Items from a figure collection:
• • •

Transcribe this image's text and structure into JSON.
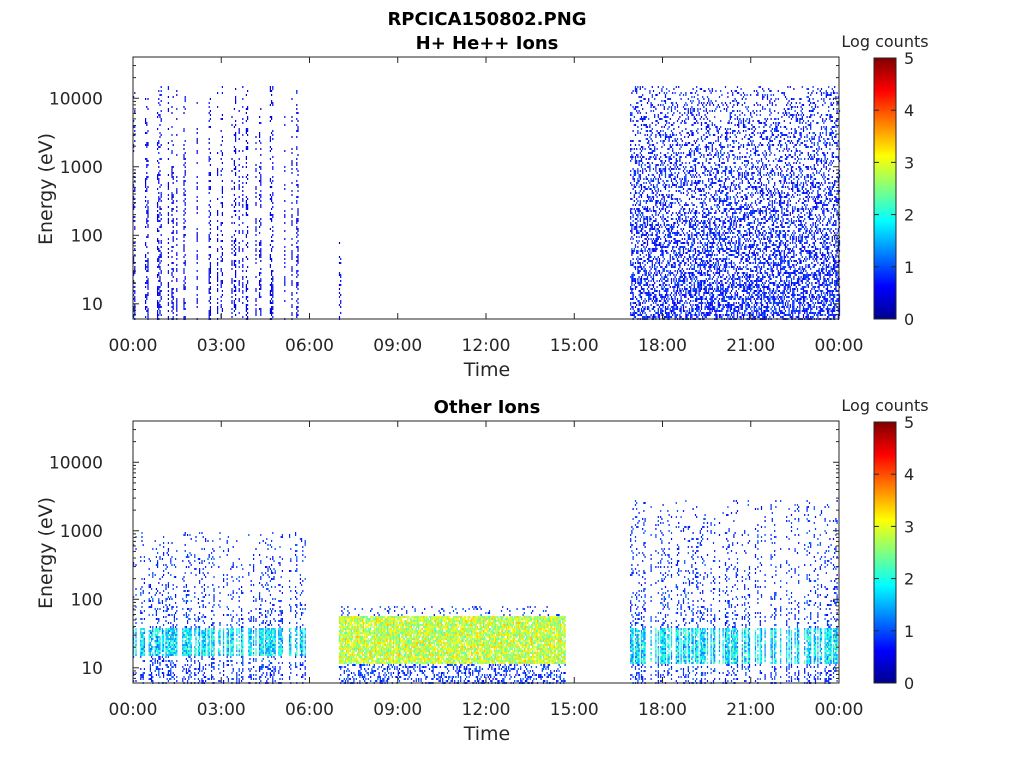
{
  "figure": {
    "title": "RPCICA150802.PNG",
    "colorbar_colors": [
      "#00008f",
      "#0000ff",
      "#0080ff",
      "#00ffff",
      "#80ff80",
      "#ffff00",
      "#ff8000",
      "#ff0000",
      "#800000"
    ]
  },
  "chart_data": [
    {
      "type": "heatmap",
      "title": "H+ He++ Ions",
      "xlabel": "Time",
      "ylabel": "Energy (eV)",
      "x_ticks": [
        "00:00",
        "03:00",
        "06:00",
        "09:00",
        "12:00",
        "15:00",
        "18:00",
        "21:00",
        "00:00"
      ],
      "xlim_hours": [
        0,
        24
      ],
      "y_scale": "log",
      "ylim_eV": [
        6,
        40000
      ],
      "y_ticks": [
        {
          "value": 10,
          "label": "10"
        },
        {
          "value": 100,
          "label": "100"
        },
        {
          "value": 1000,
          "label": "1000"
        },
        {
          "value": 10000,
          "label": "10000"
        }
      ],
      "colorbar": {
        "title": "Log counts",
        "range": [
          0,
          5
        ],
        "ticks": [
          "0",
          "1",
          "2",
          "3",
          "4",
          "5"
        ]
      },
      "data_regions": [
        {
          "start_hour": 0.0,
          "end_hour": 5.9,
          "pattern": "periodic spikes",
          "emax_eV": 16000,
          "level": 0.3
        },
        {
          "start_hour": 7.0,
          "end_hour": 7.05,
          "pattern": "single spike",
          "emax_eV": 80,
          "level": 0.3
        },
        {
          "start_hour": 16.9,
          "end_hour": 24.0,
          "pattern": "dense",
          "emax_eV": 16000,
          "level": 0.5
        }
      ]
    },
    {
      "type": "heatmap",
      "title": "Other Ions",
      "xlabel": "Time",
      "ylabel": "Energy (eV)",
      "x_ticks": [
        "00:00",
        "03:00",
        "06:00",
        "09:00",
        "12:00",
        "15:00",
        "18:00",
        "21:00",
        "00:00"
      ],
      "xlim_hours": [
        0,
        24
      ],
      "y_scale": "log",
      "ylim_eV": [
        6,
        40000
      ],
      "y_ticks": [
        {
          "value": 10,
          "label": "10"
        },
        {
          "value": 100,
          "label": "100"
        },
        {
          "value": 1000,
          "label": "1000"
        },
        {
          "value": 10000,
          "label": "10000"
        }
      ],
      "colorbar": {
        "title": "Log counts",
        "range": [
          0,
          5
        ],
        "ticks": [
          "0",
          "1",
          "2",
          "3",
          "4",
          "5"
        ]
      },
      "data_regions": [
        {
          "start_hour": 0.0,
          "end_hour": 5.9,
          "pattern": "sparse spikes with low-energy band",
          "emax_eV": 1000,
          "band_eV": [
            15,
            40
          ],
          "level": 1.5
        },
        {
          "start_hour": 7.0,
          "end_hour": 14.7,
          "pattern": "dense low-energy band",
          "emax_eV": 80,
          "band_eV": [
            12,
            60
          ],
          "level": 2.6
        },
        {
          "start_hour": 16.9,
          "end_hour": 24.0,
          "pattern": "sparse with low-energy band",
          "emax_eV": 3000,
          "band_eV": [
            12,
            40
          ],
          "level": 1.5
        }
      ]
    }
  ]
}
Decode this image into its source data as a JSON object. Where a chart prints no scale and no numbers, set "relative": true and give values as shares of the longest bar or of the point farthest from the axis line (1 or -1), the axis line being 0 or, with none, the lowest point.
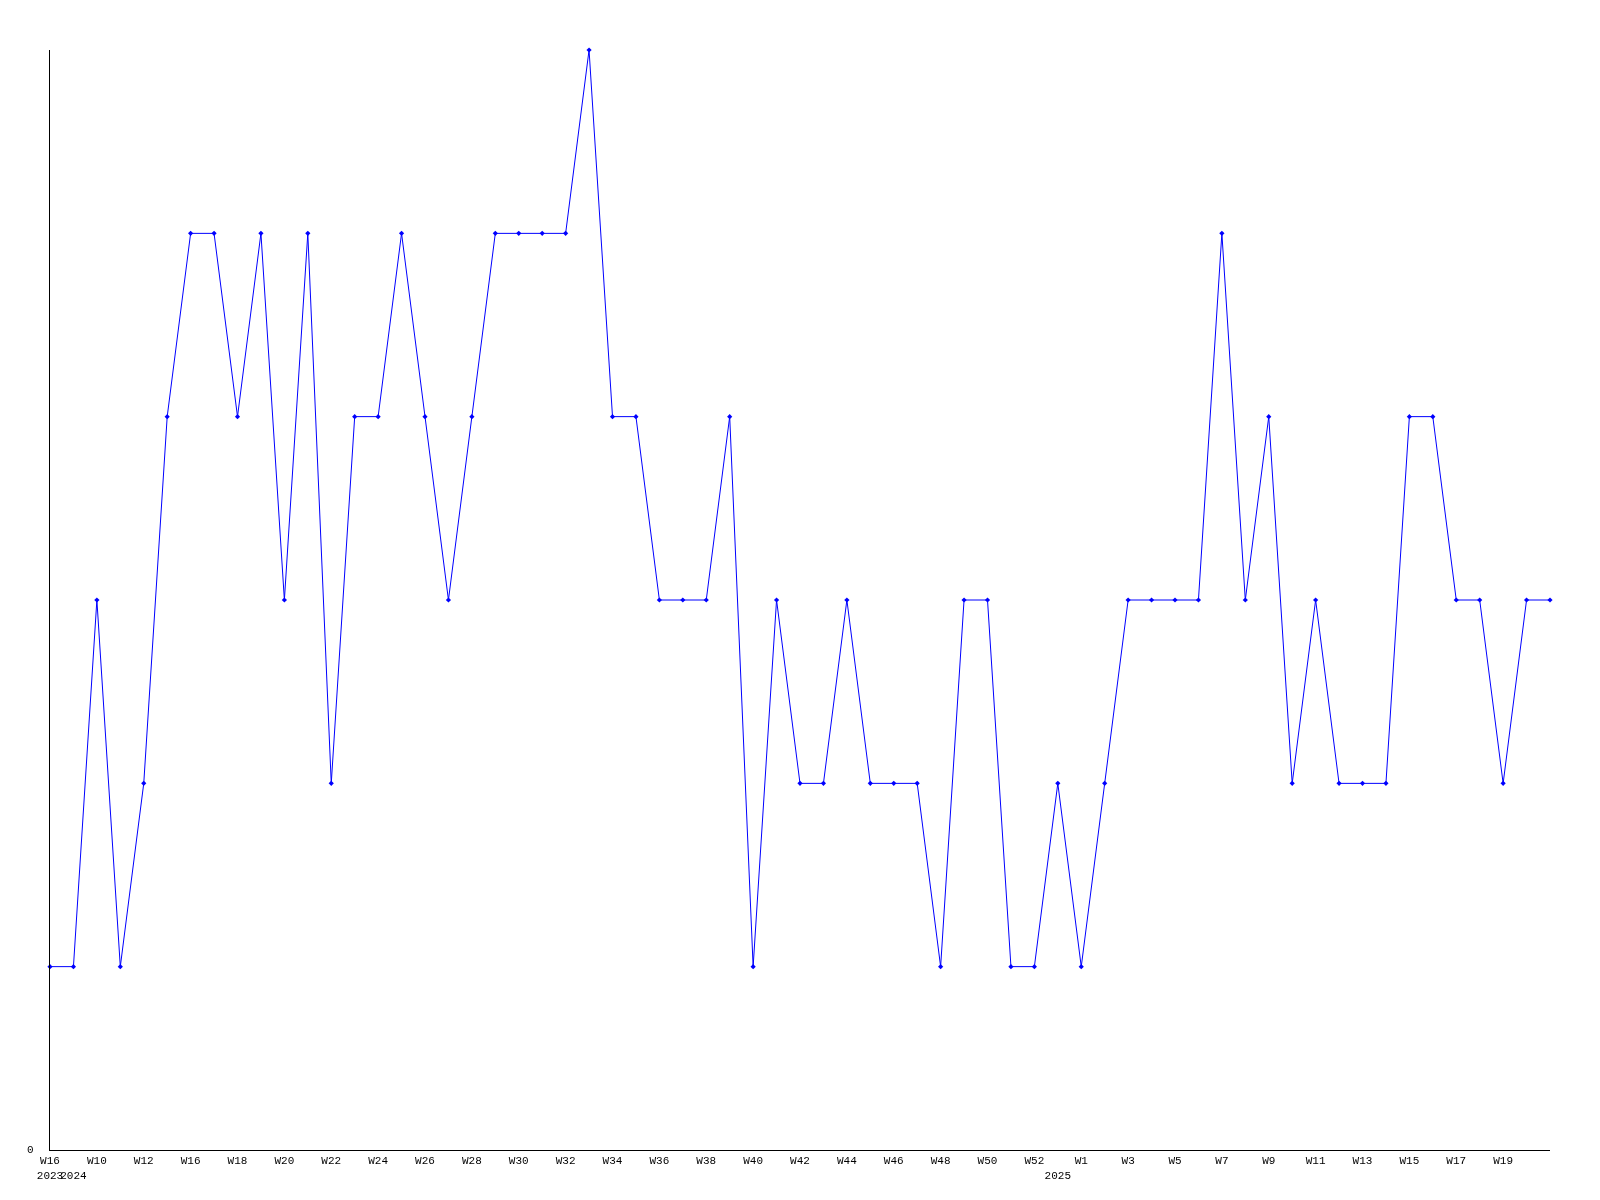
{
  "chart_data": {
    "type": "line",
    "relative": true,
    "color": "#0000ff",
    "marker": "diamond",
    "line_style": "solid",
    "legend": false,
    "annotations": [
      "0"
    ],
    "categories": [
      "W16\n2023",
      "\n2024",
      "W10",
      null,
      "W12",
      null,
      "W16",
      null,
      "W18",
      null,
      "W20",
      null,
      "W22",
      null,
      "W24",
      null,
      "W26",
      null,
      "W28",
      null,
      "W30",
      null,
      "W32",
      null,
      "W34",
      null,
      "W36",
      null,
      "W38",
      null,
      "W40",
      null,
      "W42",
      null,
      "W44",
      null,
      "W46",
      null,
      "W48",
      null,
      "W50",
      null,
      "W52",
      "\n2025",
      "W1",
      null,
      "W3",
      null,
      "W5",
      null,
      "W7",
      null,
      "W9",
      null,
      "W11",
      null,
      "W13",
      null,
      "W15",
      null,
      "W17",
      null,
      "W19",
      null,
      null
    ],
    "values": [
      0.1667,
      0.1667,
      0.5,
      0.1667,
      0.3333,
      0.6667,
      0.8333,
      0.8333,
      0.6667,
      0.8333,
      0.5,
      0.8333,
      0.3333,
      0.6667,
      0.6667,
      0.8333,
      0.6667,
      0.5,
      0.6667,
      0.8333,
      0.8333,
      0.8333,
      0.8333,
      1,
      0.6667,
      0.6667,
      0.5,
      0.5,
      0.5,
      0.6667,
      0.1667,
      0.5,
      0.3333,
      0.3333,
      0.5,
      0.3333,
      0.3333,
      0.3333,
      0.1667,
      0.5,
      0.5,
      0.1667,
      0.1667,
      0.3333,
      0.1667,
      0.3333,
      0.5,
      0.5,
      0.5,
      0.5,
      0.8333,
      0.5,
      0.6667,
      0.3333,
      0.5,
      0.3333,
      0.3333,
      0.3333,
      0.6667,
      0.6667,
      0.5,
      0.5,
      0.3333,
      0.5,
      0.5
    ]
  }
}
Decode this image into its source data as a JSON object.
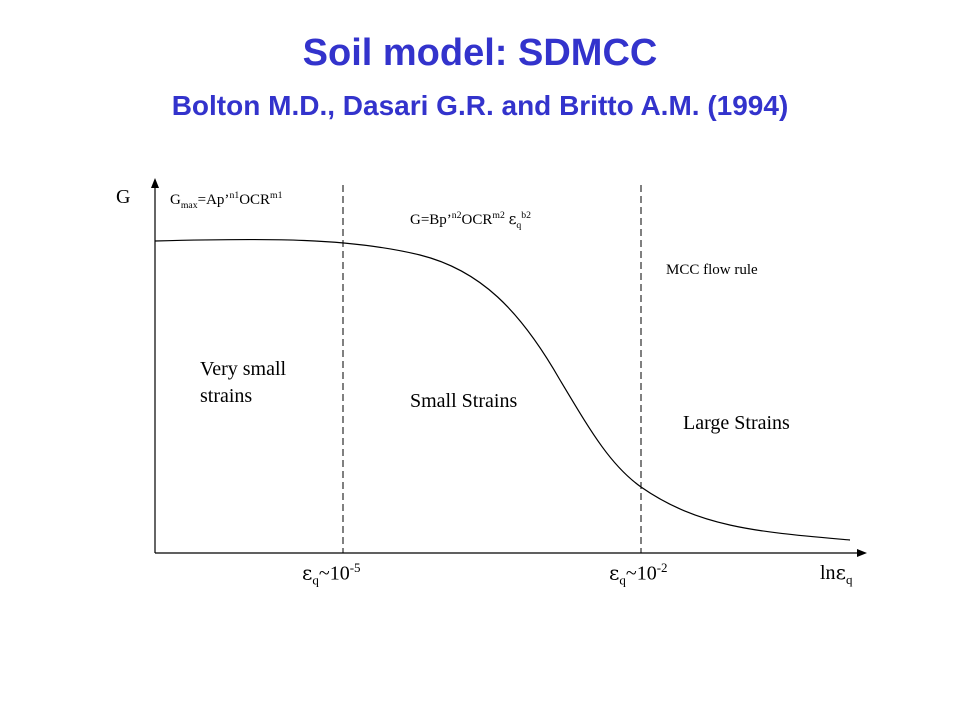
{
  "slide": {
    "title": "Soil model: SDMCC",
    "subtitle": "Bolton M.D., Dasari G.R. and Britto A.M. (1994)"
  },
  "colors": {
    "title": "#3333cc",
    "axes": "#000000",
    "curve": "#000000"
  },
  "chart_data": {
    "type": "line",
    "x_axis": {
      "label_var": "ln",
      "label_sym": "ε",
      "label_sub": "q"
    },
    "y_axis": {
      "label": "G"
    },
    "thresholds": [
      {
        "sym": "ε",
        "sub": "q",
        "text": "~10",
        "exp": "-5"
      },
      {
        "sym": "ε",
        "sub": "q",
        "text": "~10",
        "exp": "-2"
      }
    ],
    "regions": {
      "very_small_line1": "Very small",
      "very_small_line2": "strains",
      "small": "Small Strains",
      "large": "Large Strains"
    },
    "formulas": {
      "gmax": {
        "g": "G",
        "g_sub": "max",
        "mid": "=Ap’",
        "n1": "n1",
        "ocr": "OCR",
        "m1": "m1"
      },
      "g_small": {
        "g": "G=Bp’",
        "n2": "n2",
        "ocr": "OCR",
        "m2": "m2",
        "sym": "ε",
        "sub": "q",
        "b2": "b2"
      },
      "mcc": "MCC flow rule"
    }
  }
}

• • •

▶ [Exercise directions]
Copy the material exactly. Do not include the pictures.

▶ [Result below]
Transcribe this image's text and structure into JSON.
{
  "figure": {
    "title": "RPCICA150802.PNG",
    "colorbar_colors": [
      "#00008f",
      "#0000ff",
      "#0080ff",
      "#00ffff",
      "#80ff80",
      "#ffff00",
      "#ff8000",
      "#ff0000",
      "#800000"
    ]
  },
  "chart_data": [
    {
      "type": "heatmap",
      "title": "H+ He++ Ions",
      "xlabel": "Time",
      "ylabel": "Energy (eV)",
      "x_ticks": [
        "00:00",
        "03:00",
        "06:00",
        "09:00",
        "12:00",
        "15:00",
        "18:00",
        "21:00",
        "00:00"
      ],
      "xlim_hours": [
        0,
        24
      ],
      "y_scale": "log",
      "ylim_eV": [
        6,
        40000
      ],
      "y_ticks": [
        {
          "value": 10,
          "label": "10"
        },
        {
          "value": 100,
          "label": "100"
        },
        {
          "value": 1000,
          "label": "1000"
        },
        {
          "value": 10000,
          "label": "10000"
        }
      ],
      "colorbar": {
        "title": "Log counts",
        "range": [
          0,
          5
        ],
        "ticks": [
          "0",
          "1",
          "2",
          "3",
          "4",
          "5"
        ]
      },
      "data_regions": [
        {
          "start_hour": 0.0,
          "end_hour": 5.9,
          "pattern": "periodic spikes",
          "emax_eV": 16000,
          "level": 0.3
        },
        {
          "start_hour": 7.0,
          "end_hour": 7.05,
          "pattern": "single spike",
          "emax_eV": 80,
          "level": 0.3
        },
        {
          "start_hour": 16.9,
          "end_hour": 24.0,
          "pattern": "dense",
          "emax_eV": 16000,
          "level": 0.5
        }
      ]
    },
    {
      "type": "heatmap",
      "title": "Other Ions",
      "xlabel": "Time",
      "ylabel": "Energy (eV)",
      "x_ticks": [
        "00:00",
        "03:00",
        "06:00",
        "09:00",
        "12:00",
        "15:00",
        "18:00",
        "21:00",
        "00:00"
      ],
      "xlim_hours": [
        0,
        24
      ],
      "y_scale": "log",
      "ylim_eV": [
        6,
        40000
      ],
      "y_ticks": [
        {
          "value": 10,
          "label": "10"
        },
        {
          "value": 100,
          "label": "100"
        },
        {
          "value": 1000,
          "label": "1000"
        },
        {
          "value": 10000,
          "label": "10000"
        }
      ],
      "colorbar": {
        "title": "Log counts",
        "range": [
          0,
          5
        ],
        "ticks": [
          "0",
          "1",
          "2",
          "3",
          "4",
          "5"
        ]
      },
      "data_regions": [
        {
          "start_hour": 0.0,
          "end_hour": 5.9,
          "pattern": "sparse spikes with low-energy band",
          "emax_eV": 1000,
          "band_eV": [
            15,
            40
          ],
          "level": 1.5
        },
        {
          "start_hour": 7.0,
          "end_hour": 14.7,
          "pattern": "dense low-energy band",
          "emax_eV": 80,
          "band_eV": [
            12,
            60
          ],
          "level": 2.6
        },
        {
          "start_hour": 16.9,
          "end_hour": 24.0,
          "pattern": "sparse with low-energy band",
          "emax_eV": 3000,
          "band_eV": [
            12,
            40
          ],
          "level": 1.5
        }
      ]
    }
  ]
}
Decode this image into its source data as a JSON object. Where a chart prints no scale and no numbers, set "relative": true and give values as shares of the longest bar or of the point farthest from the axis line (1 or -1), the axis line being 0 or, with none, the lowest point.
{
  "chart_data": {
    "type": "line",
    "relative": true,
    "color": "#0000ff",
    "marker": "diamond",
    "line_style": "solid",
    "legend": false,
    "annotations": [
      "0"
    ],
    "categories": [
      "W16\n2023",
      "\n2024",
      "W10",
      null,
      "W12",
      null,
      "W16",
      null,
      "W18",
      null,
      "W20",
      null,
      "W22",
      null,
      "W24",
      null,
      "W26",
      null,
      "W28",
      null,
      "W30",
      null,
      "W32",
      null,
      "W34",
      null,
      "W36",
      null,
      "W38",
      null,
      "W40",
      null,
      "W42",
      null,
      "W44",
      null,
      "W46",
      null,
      "W48",
      null,
      "W50",
      null,
      "W52",
      "\n2025",
      "W1",
      null,
      "W3",
      null,
      "W5",
      null,
      "W7",
      null,
      "W9",
      null,
      "W11",
      null,
      "W13",
      null,
      "W15",
      null,
      "W17",
      null,
      "W19",
      null,
      null
    ],
    "values": [
      0.1667,
      0.1667,
      0.5,
      0.1667,
      0.3333,
      0.6667,
      0.8333,
      0.8333,
      0.6667,
      0.8333,
      0.5,
      0.8333,
      0.3333,
      0.6667,
      0.6667,
      0.8333,
      0.6667,
      0.5,
      0.6667,
      0.8333,
      0.8333,
      0.8333,
      0.8333,
      1,
      0.6667,
      0.6667,
      0.5,
      0.5,
      0.5,
      0.6667,
      0.1667,
      0.5,
      0.3333,
      0.3333,
      0.5,
      0.3333,
      0.3333,
      0.3333,
      0.1667,
      0.5,
      0.5,
      0.1667,
      0.1667,
      0.3333,
      0.1667,
      0.3333,
      0.5,
      0.5,
      0.5,
      0.5,
      0.8333,
      0.5,
      0.6667,
      0.3333,
      0.5,
      0.3333,
      0.3333,
      0.3333,
      0.6667,
      0.6667,
      0.5,
      0.5,
      0.3333,
      0.5,
      0.5
    ]
  }
}
Decode this image into its source data as a JSON object.
{
  "slide": {
    "title": "Soil model: SDMCC",
    "subtitle": "Bolton M.D., Dasari G.R. and Britto A.M. (1994)"
  },
  "colors": {
    "title": "#3333cc",
    "axes": "#000000",
    "curve": "#000000"
  },
  "chart_data": {
    "type": "line",
    "x_axis": {
      "label_var": "ln",
      "label_sym": "ε",
      "label_sub": "q"
    },
    "y_axis": {
      "label": "G"
    },
    "thresholds": [
      {
        "sym": "ε",
        "sub": "q",
        "text": "~10",
        "exp": "-5"
      },
      {
        "sym": "ε",
        "sub": "q",
        "text": "~10",
        "exp": "-2"
      }
    ],
    "regions": {
      "very_small_line1": "Very small",
      "very_small_line2": "strains",
      "small": "Small Strains",
      "large": "Large Strains"
    },
    "formulas": {
      "gmax": {
        "g": "G",
        "g_sub": "max",
        "mid": "=Ap’",
        "n1": "n1",
        "ocr": "OCR",
        "m1": "m1"
      },
      "g_small": {
        "g": "G=Bp’",
        "n2": "n2",
        "ocr": "OCR",
        "m2": "m2",
        "sym": "ε",
        "sub": "q",
        "b2": "b2"
      },
      "mcc": "MCC flow rule"
    }
  }
}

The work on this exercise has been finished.